§ YOUR INSTRUCTIONS: Give every entry again, unchanged, and leave its images out.

Data items:

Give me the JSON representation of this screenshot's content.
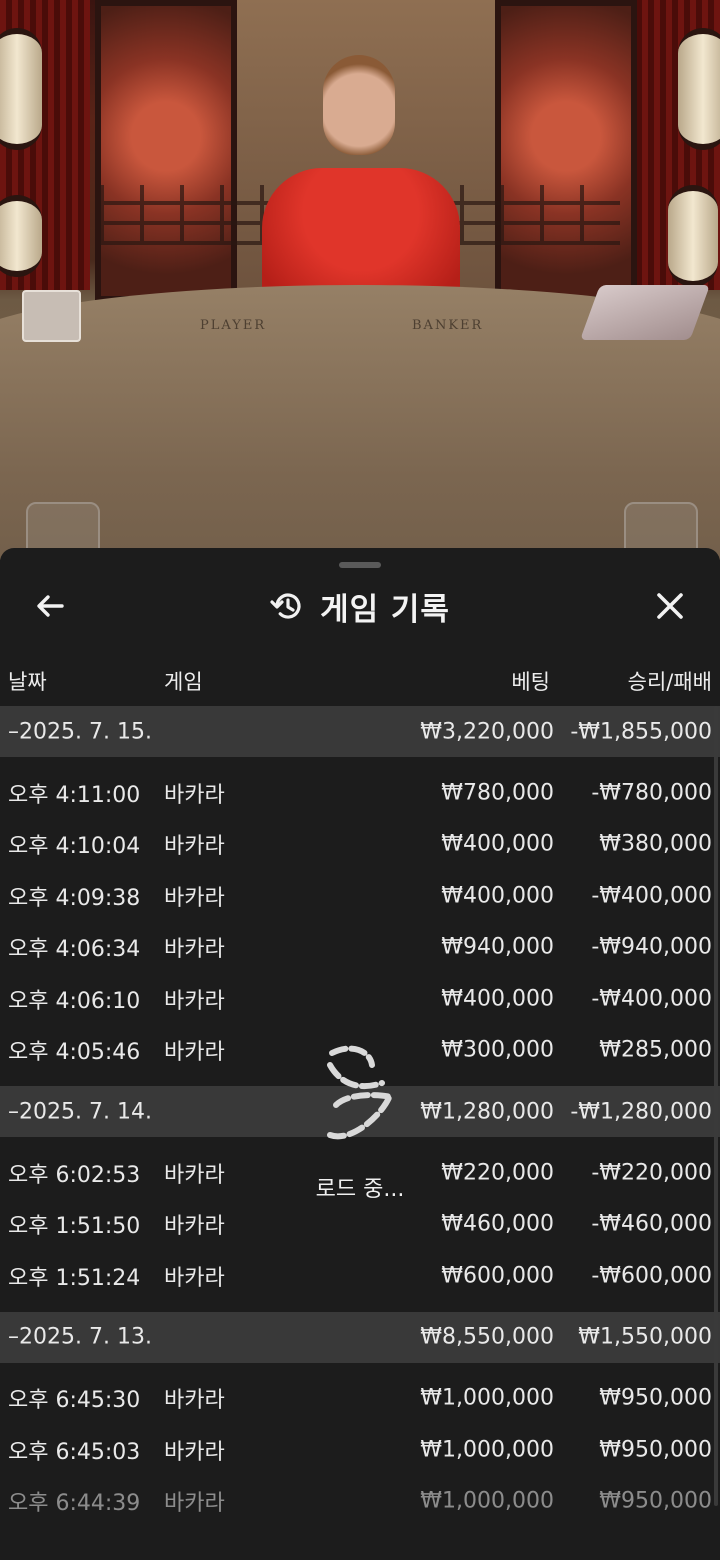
{
  "video": {
    "table_labels": [
      "PLAYER",
      "BANKER"
    ]
  },
  "sheet": {
    "title": "게임 기록",
    "icons": {
      "back": "arrow-left-icon",
      "history": "history-icon",
      "close": "close-icon",
      "loading": "loading-spinner-icon"
    },
    "columns": {
      "date": "날짜",
      "game": "게임",
      "bet": "베팅",
      "win_loss": "승리/패배"
    },
    "groups": [
      {
        "date": "–2025. 7. 15.",
        "bet": "₩3,220,000",
        "win_loss": "-₩1,855,000",
        "rows": [
          {
            "time": "오후 4:11:00",
            "game": "바카라",
            "bet": "₩780,000",
            "win_loss": "-₩780,000"
          },
          {
            "time": "오후 4:10:04",
            "game": "바카라",
            "bet": "₩400,000",
            "win_loss": "₩380,000"
          },
          {
            "time": "오후 4:09:38",
            "game": "바카라",
            "bet": "₩400,000",
            "win_loss": "-₩400,000"
          },
          {
            "time": "오후 4:06:34",
            "game": "바카라",
            "bet": "₩940,000",
            "win_loss": "-₩940,000"
          },
          {
            "time": "오후 4:06:10",
            "game": "바카라",
            "bet": "₩400,000",
            "win_loss": "-₩400,000"
          },
          {
            "time": "오후 4:05:46",
            "game": "바카라",
            "bet": "₩300,000",
            "win_loss": "₩285,000"
          }
        ]
      },
      {
        "date": "–2025. 7. 14.",
        "bet": "₩1,280,000",
        "win_loss": "-₩1,280,000",
        "rows": [
          {
            "time": "오후 6:02:53",
            "game": "바카라",
            "bet": "₩220,000",
            "win_loss": "-₩220,000"
          },
          {
            "time": "오후 1:51:50",
            "game": "바카라",
            "bet": "₩460,000",
            "win_loss": "-₩460,000"
          },
          {
            "time": "오후 1:51:24",
            "game": "바카라",
            "bet": "₩600,000",
            "win_loss": "-₩600,000"
          }
        ]
      },
      {
        "date": "–2025. 7. 13.",
        "bet": "₩8,550,000",
        "win_loss": "₩1,550,000",
        "rows": [
          {
            "time": "오후 6:45:30",
            "game": "바카라",
            "bet": "₩1,000,000",
            "win_loss": "₩950,000"
          },
          {
            "time": "오후 6:45:03",
            "game": "바카라",
            "bet": "₩1,000,000",
            "win_loss": "₩950,000"
          },
          {
            "time": "오후 6:44:39",
            "game": "바카라",
            "bet": "₩1,000,000",
            "win_loss": "₩950,000"
          }
        ]
      }
    ],
    "loading_text": "로드 중..."
  }
}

§ RESPONSE TO THIS TASK:
Give me the JSON representation of this screenshot's content.
{
  "video": {
    "table_labels": [
      "PLAYER",
      "BANKER"
    ]
  },
  "sheet": {
    "title": "게임 기록",
    "icons": {
      "back": "arrow-left-icon",
      "history": "history-icon",
      "close": "close-icon",
      "loading": "loading-spinner-icon"
    },
    "columns": {
      "date": "날짜",
      "game": "게임",
      "bet": "베팅",
      "win_loss": "승리/패배"
    },
    "groups": [
      {
        "date": "–2025. 7. 15.",
        "bet": "₩3,220,000",
        "win_loss": "-₩1,855,000",
        "rows": [
          {
            "time": "오후 4:11:00",
            "game": "바카라",
            "bet": "₩780,000",
            "win_loss": "-₩780,000"
          },
          {
            "time": "오후 4:10:04",
            "game": "바카라",
            "bet": "₩400,000",
            "win_loss": "₩380,000"
          },
          {
            "time": "오후 4:09:38",
            "game": "바카라",
            "bet": "₩400,000",
            "win_loss": "-₩400,000"
          },
          {
            "time": "오후 4:06:34",
            "game": "바카라",
            "bet": "₩940,000",
            "win_loss": "-₩940,000"
          },
          {
            "time": "오후 4:06:10",
            "game": "바카라",
            "bet": "₩400,000",
            "win_loss": "-₩400,000"
          },
          {
            "time": "오후 4:05:46",
            "game": "바카라",
            "bet": "₩300,000",
            "win_loss": "₩285,000"
          }
        ]
      },
      {
        "date": "–2025. 7. 14.",
        "bet": "₩1,280,000",
        "win_loss": "-₩1,280,000",
        "rows": [
          {
            "time": "오후 6:02:53",
            "game": "바카라",
            "bet": "₩220,000",
            "win_loss": "-₩220,000"
          },
          {
            "time": "오후 1:51:50",
            "game": "바카라",
            "bet": "₩460,000",
            "win_loss": "-₩460,000"
          },
          {
            "time": "오후 1:51:24",
            "game": "바카라",
            "bet": "₩600,000",
            "win_loss": "-₩600,000"
          }
        ]
      },
      {
        "date": "–2025. 7. 13.",
        "bet": "₩8,550,000",
        "win_loss": "₩1,550,000",
        "rows": [
          {
            "time": "오후 6:45:30",
            "game": "바카라",
            "bet": "₩1,000,000",
            "win_loss": "₩950,000"
          },
          {
            "time": "오후 6:45:03",
            "game": "바카라",
            "bet": "₩1,000,000",
            "win_loss": "₩950,000"
          },
          {
            "time": "오후 6:44:39",
            "game": "바카라",
            "bet": "₩1,000,000",
            "win_loss": "₩950,000"
          }
        ]
      }
    ],
    "loading_text": "로드 중..."
  }
}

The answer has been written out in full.